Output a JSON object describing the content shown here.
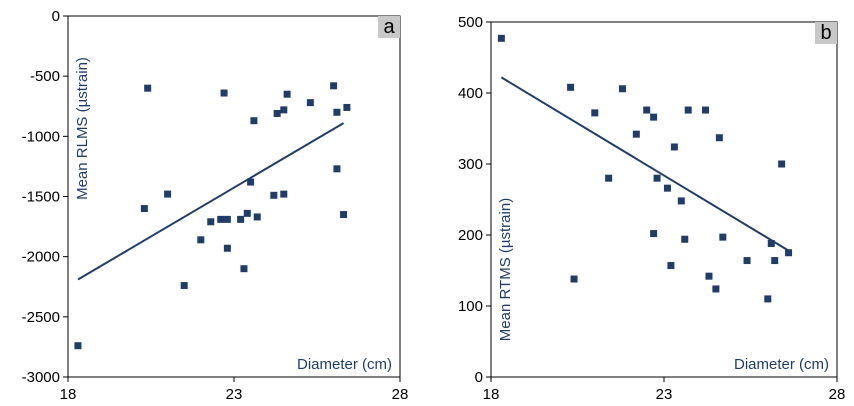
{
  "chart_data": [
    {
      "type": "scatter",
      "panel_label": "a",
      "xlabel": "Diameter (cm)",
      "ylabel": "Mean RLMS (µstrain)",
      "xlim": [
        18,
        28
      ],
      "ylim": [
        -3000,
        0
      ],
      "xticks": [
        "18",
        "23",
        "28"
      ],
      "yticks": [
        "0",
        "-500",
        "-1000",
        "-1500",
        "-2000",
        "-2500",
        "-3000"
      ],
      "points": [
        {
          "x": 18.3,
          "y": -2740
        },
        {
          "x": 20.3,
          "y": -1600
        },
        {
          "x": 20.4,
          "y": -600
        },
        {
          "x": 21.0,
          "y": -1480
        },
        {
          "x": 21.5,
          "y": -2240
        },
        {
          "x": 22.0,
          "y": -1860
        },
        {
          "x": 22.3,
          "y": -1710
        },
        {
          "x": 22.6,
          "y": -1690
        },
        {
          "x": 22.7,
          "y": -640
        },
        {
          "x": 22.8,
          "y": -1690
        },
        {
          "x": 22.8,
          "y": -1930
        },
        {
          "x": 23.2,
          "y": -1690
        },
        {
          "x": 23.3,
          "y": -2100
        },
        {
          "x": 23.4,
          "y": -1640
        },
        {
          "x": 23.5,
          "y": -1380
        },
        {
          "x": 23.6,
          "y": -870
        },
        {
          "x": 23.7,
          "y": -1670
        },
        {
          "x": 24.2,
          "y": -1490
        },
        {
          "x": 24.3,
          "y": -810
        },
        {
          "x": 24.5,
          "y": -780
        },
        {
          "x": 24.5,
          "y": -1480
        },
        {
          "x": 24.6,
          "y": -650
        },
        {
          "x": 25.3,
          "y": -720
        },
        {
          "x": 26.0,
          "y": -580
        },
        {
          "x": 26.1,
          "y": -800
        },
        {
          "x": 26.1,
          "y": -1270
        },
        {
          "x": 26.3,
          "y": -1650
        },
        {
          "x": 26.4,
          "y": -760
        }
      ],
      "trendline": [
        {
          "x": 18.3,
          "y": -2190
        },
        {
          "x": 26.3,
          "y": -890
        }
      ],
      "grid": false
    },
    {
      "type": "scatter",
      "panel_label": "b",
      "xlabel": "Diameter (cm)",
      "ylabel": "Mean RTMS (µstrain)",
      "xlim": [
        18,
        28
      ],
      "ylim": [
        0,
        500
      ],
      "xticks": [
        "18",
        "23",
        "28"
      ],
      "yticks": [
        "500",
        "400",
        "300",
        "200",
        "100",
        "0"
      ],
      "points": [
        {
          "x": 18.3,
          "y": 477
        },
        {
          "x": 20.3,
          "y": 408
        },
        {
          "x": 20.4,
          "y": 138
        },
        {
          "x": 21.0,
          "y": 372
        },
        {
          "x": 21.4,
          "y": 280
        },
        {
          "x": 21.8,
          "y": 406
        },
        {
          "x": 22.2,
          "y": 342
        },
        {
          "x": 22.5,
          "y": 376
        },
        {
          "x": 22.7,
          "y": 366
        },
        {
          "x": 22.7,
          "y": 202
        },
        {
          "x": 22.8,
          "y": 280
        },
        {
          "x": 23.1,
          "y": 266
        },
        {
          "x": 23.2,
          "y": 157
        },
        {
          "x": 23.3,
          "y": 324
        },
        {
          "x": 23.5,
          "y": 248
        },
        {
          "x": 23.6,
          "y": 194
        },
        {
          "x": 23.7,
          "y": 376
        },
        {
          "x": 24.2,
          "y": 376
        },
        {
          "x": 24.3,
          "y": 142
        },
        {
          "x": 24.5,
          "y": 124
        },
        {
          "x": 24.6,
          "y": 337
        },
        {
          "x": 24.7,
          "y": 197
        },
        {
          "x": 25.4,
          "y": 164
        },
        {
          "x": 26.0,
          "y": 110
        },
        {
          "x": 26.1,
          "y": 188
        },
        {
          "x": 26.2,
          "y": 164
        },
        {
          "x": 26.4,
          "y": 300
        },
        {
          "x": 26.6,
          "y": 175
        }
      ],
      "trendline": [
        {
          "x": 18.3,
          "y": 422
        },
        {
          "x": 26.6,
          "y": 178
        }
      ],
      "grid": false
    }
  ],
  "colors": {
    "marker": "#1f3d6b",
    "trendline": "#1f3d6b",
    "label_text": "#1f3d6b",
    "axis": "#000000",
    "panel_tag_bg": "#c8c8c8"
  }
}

|---|

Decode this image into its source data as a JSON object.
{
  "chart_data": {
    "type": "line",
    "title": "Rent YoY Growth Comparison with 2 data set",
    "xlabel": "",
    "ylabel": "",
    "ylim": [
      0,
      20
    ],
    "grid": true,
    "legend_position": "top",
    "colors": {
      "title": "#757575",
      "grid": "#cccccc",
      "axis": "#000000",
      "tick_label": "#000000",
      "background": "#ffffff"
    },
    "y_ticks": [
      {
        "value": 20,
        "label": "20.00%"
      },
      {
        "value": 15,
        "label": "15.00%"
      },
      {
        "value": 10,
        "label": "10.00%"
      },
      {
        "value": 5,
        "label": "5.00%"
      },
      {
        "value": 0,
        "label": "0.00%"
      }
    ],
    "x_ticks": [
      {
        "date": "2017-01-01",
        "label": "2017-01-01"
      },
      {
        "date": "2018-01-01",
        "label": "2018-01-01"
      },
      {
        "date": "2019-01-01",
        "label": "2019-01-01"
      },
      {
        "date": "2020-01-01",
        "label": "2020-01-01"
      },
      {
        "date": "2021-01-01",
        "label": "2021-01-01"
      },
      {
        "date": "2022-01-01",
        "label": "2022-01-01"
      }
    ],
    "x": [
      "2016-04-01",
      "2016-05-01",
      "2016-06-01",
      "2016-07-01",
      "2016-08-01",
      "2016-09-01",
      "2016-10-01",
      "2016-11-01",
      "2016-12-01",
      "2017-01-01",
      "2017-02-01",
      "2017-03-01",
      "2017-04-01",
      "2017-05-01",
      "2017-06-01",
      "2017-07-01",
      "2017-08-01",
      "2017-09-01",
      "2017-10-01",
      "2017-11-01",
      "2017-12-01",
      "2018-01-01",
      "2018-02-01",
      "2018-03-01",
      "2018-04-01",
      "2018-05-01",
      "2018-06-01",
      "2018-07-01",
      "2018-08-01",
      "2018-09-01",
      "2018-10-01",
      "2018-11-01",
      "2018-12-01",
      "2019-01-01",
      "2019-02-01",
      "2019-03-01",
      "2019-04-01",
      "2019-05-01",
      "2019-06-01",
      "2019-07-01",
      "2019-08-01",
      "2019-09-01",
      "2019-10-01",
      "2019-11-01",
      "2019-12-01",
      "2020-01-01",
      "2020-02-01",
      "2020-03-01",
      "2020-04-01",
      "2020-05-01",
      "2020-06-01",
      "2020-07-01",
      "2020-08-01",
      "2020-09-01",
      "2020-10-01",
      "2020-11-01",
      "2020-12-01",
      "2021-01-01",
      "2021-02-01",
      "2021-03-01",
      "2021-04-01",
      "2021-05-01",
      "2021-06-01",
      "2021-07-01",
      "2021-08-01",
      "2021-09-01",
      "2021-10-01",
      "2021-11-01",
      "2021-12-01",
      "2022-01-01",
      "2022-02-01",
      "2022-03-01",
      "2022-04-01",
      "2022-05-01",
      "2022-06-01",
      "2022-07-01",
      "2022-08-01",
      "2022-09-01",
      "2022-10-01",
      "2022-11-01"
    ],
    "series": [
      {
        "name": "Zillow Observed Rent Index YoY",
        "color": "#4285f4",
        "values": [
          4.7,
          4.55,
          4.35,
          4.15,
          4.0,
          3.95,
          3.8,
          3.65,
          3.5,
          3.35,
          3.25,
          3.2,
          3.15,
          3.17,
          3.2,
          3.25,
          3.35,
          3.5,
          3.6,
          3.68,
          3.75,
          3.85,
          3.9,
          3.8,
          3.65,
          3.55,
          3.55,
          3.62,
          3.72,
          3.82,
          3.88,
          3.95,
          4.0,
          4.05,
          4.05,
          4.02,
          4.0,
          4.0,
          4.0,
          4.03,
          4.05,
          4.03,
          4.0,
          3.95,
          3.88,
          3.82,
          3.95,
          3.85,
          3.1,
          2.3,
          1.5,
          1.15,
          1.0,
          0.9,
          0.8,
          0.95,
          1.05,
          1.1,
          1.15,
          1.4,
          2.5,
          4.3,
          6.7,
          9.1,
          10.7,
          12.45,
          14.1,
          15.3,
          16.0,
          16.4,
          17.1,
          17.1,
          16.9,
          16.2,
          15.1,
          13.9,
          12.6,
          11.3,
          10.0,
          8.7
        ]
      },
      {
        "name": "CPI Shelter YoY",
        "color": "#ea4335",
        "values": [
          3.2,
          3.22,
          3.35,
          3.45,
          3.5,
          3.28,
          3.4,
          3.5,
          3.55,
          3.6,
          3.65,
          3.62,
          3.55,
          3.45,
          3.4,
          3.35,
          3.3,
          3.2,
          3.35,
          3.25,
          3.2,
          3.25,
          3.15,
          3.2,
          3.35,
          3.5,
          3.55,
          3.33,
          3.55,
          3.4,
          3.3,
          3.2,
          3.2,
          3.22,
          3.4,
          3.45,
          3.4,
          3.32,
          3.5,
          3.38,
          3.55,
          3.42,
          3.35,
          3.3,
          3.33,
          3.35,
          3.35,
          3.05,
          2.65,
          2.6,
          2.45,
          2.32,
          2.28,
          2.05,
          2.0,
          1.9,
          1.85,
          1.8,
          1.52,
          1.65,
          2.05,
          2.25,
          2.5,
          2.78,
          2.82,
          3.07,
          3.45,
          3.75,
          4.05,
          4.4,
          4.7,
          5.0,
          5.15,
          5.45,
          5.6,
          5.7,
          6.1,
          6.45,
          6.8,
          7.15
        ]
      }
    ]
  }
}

|---|

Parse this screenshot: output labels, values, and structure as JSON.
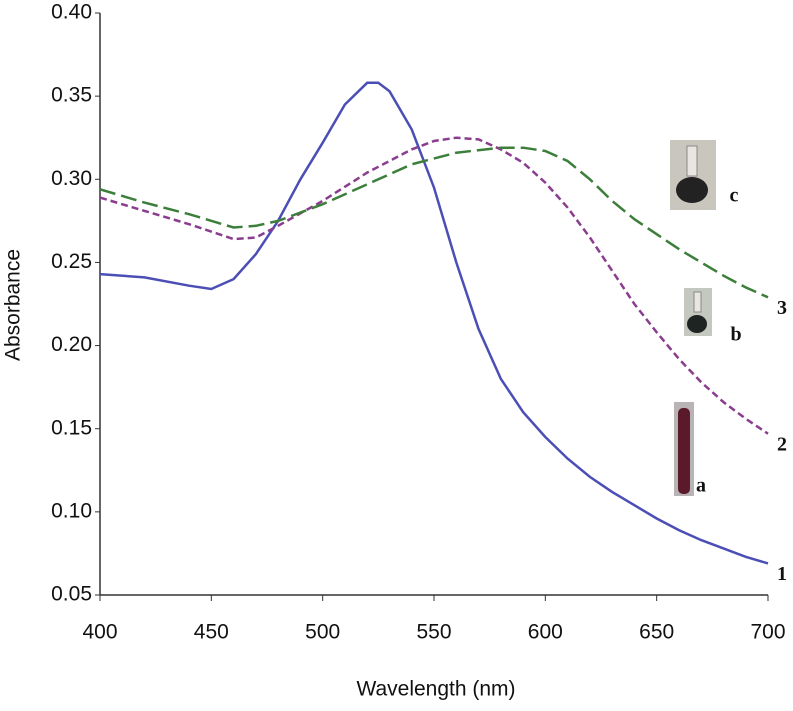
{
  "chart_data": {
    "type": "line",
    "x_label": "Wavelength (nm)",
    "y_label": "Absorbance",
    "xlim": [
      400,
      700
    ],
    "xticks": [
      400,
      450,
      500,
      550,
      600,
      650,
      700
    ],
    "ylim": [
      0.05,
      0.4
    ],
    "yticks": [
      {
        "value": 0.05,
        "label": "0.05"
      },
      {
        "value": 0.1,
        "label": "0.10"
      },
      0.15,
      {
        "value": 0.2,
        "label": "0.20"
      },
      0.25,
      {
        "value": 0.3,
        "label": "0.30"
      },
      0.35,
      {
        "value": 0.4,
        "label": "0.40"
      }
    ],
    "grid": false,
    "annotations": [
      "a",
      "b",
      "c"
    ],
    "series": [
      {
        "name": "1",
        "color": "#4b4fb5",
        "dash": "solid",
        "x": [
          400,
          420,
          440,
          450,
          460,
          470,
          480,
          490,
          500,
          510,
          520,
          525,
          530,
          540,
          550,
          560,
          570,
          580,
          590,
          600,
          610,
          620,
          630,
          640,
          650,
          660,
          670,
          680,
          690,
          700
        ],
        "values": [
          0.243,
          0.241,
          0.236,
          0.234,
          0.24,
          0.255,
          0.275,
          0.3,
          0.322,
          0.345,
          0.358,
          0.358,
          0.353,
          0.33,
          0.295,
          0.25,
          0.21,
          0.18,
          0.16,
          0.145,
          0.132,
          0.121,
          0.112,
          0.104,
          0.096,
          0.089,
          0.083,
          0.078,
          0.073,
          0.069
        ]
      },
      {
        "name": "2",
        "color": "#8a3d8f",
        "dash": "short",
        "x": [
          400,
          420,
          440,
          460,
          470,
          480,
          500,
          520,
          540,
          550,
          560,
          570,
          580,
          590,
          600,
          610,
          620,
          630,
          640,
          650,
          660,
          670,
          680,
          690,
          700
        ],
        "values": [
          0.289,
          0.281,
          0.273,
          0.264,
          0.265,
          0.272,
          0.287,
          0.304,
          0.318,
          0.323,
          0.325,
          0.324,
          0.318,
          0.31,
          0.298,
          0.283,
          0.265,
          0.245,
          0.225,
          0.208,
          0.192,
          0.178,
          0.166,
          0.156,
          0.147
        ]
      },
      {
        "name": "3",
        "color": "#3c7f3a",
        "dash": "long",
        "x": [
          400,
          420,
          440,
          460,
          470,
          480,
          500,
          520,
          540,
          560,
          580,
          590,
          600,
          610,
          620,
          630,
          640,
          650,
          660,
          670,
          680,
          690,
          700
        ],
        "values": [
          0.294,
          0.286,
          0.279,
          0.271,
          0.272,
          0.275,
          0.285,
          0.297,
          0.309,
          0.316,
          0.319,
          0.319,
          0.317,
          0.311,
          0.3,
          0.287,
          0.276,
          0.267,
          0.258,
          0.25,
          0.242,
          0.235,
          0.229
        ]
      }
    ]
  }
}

|---|

■ Exercise ■
Extract each line from the listing that holds the word "object".

■ Result ■
Output a JSON object describing the content shown here.
Decode this image into its source data as a JSON object.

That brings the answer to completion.